**Exercise objective:**
Type out the complete listing below word for word, without its pictures.

**Entries provided:**
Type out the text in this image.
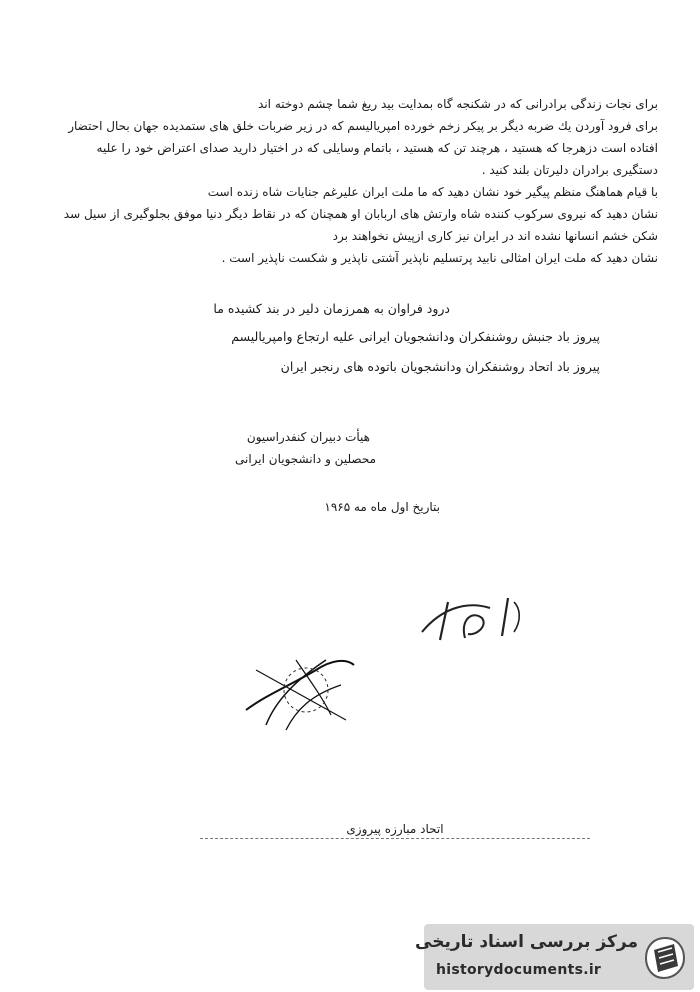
برای نجات زندگی برادرانی که در شکنجه گاه بمدایت بید ریغ شما چشم دوخته اند
برای فرود آوردن یك ضربه دیگر بر پیکر زخم خورده امپریالیسم که در زیر ضربات خلق های ستمدیده جهان بحال احتضار
افتاده است دزهرجا که هستید ، هرچند تن که هستید ، باتمام وسایلی که در اختیار دارید صدای اعتراض خود را علیه
دستگیری برادران دلیرتان بلند کنید .
با قیام هماهنگ منظم پیگیر خود نشان دهید که ما ملت ایران علیرغم جنایات شاه زنده است
نشان دهید که نیروی سرکوب کننده شاه وارتش های اربابان او همچنان که در نقاط دیگر دنیا موفق بجلوگیری از سیل سد
شکن خشم انسانها نشده اند در ایران نیز کاری ازپیش نخواهند برد
نشان دهید که ملت ایران امثالی نابید پرتسلیم ناپذیر آشتی ناپذیر و شکست ناپذیر است .
درود فراوان به همرزمان دلیر در بند کشیده ما
پیروز باد جنبش روشنفکران ودانشجویان ایرانی علیه ارتجاع وامپریالیسم
پیروز باد اتحاد روشنفکران ودانشجویان باتوده های رنجبر ایران
هیأت دبیران کنفدراسیون
محصلین و دانشجویان ایرانی
بتاریخ اول ماه مه ۱۹۶۵
اتحاد مبارزه پیروزی
مرکز بررسی اسناد تاریخی
historydocuments.ir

**Exercise output:**
Type out the text in this image.
برای نجات زندگی برادرانی که در شکنجه گاه بمدایت بید ریغ شما چشم دوخته اند
برای فرود آوردن یك ضربه دیگر بر پیکر زخم خورده امپریالیسم که در زیر ضربات خلق های ستمدیده جهان بحال احتضار
افتاده است دزهرجا که هستید ، هرچند تن که هستید ، باتمام وسایلی که در اختیار دارید صدای اعتراض خود را علیه
دستگیری برادران دلیرتان بلند کنید .
با قیام هماهنگ منظم پیگیر خود نشان دهید که ما ملت ایران علیرغم جنایات شاه زنده است
نشان دهید که نیروی سرکوب کننده شاه وارتش های اربابان او همچنان که در نقاط دیگر دنیا موفق بجلوگیری از سیل سد
شکن خشم انسانها نشده اند در ایران نیز کاری ازپیش نخواهند برد
نشان دهید که ملت ایران امثالی نابید پرتسلیم ناپذیر آشتی ناپذیر و شکست ناپذیر است .
درود فراوان به همرزمان دلیر در بند کشیده ما
پیروز باد جنبش روشنفکران ودانشجویان ایرانی علیه ارتجاع وامپریالیسم
پیروز باد اتحاد روشنفکران ودانشجویان باتوده های رنجبر ایران
هیأت دبیران کنفدراسیون
محصلین و دانشجویان ایرانی
بتاریخ اول ماه مه ۱۹۶۵
اتحاد مبارزه پیروزی
مرکز بررسی اسناد تاریخی
historydocuments.ir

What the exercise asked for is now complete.